**Set task:** Copy, in full, each line of the material that holds the word "afternoon".

**Material for this exercise:**

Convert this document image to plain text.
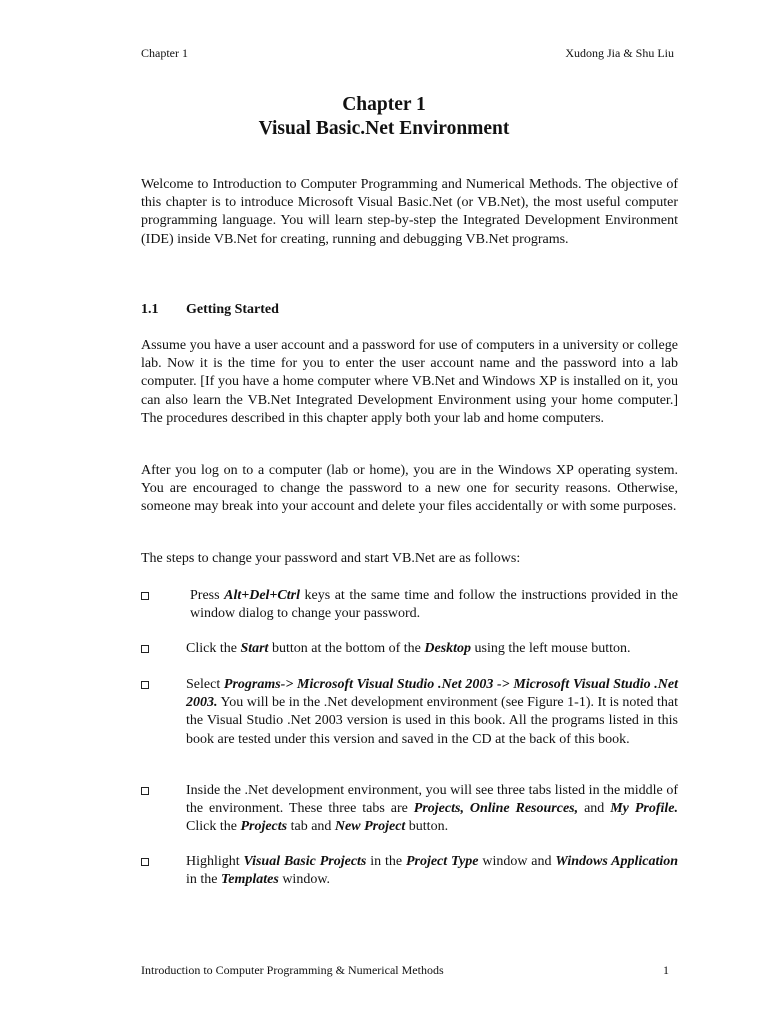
Chapter 1	Xudong Jia & Shu Liu
Chapter 1
Visual Basic.Net Environment

Welcome to Introduction to Computer Programming and Numerical Methods. The objective of this chapter is to introduce Microsoft Visual Basic.Net (or VB.Net), the most useful computer programming language. You will learn step-by-step the Integrated Development Environment (IDE) inside VB.Net for creating, running and debugging VB.Net programs.

1.1 Getting Started

Assume you have a user account and a password for use of computers in a university or college lab. Now it is the time for you to enter the user account name and the password into a lab computer. [If you have a home computer where VB.Net and Windows XP is installed on it, you can also learn the VB.Net Integrated Development Environment using your home computer.] The procedures described in this chapter apply both your lab and home computers.

After you log on to a computer (lab or home), you are in the Windows XP operating system. You are encouraged to change the password to a new one for security reasons. Otherwise, someone may break into your account and delete your files accidentally or with some purposes.

The steps to change your password and start VB.Net are as follows:

Press Alt+Del+Ctrl keys at the same time and follow the instructions provided in the window dialog to change your password.
Click the Start button at the bottom of the Desktop using the left mouse button.
Select Programs-> Microsoft Visual Studio .Net 2003 -> Microsoft Visual Studio .Net 2003. You will be in the .Net development environment (see Figure 1-1). It is noted that the Visual Studio .Net 2003 version is used in this book. All the programs listed in this book are tested under this version and saved in the CD at the back of this book.
Inside the .Net development environment, you will see three tabs listed in the middle of the environment. These three tabs are Projects, Online Resources, and My Profile. Click the Projects tab and New Project button.
Highlight Visual Basic Projects in the Project Type window and Windows Application in the Templates window.
Introduction to Computer Programming & Numerical Methods	1
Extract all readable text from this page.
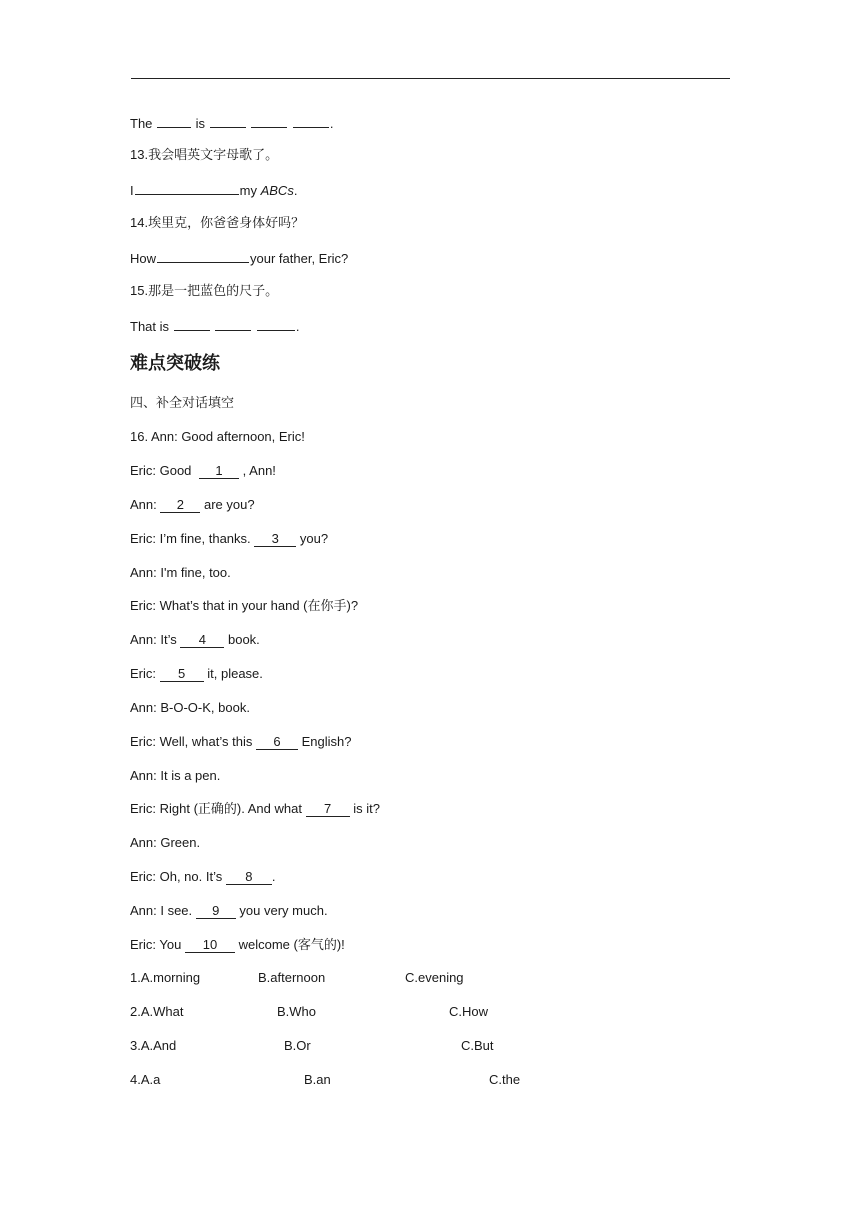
The	is	.
13.我会唱英文字母歌了。
I	my ABCs.
14.埃里克，你爸爸身体好吗？
How	your father, Eric?
15.那是一把蓝色的尺子。
That is	.
难点突破练
四、补全对话填空
16. Ann: Good afternoon, Eric!
Eric: Good 1 , Ann!
Ann: 2 are you?
Eric: I’m fine, thanks. 3 you?
Ann: I'm fine, too.
Eric: What’s that in your hand (在你手)?
Ann: It’s 4 book.
Eric: 5 it, please.
Ann: B-O-O-K, book.
Eric: Well, what’s this 6 English?
Ann: It is a pen.
Eric: Right (正确的). And what 7 is it?
Ann: Green.
Eric: Oh, no. It’s 8 .
Ann: I see. 9 you very much.
Eric: You 10 welcome (客气的)!
1.A.morning	B.afternoon	C.evening
2.A.What	B.Who	C.How
3.A.And	B.Or	C.But
4.A.a	B.an	C.the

**Completed exercise:**
16. Ann: Good afternoon, Eric!
1.A.morning	B.afternoon	C.evening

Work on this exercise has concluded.